= Written request =
In the material below, find every line with "this" and pull it out.

— start of Records for processing —

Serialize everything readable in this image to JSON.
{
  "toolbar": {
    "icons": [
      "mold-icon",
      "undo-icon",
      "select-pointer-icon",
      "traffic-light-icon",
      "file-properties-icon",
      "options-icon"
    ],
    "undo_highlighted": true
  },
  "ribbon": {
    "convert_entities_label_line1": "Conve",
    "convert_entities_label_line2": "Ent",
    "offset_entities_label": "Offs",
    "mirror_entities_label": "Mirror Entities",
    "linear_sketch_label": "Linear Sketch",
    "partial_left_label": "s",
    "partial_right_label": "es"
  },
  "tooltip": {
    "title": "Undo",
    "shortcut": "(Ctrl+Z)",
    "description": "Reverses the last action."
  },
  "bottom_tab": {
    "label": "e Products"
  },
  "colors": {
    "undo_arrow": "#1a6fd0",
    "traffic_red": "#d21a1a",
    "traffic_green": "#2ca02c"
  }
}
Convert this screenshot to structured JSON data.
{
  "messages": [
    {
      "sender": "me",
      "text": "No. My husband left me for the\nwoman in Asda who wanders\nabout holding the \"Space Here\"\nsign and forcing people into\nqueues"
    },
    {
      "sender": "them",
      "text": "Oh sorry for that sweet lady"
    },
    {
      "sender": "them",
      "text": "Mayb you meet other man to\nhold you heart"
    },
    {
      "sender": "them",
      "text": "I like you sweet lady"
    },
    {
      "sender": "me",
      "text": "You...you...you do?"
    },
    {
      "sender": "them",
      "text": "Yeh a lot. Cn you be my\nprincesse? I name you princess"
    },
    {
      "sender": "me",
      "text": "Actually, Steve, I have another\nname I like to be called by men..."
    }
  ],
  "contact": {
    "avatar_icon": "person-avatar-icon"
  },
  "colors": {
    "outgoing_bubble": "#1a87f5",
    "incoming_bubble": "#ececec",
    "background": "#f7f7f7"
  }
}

— end of Records for processing —

= Expected answer =
Serialize everything readable in this image to JSON.
Convert this screenshot to structured JSON data.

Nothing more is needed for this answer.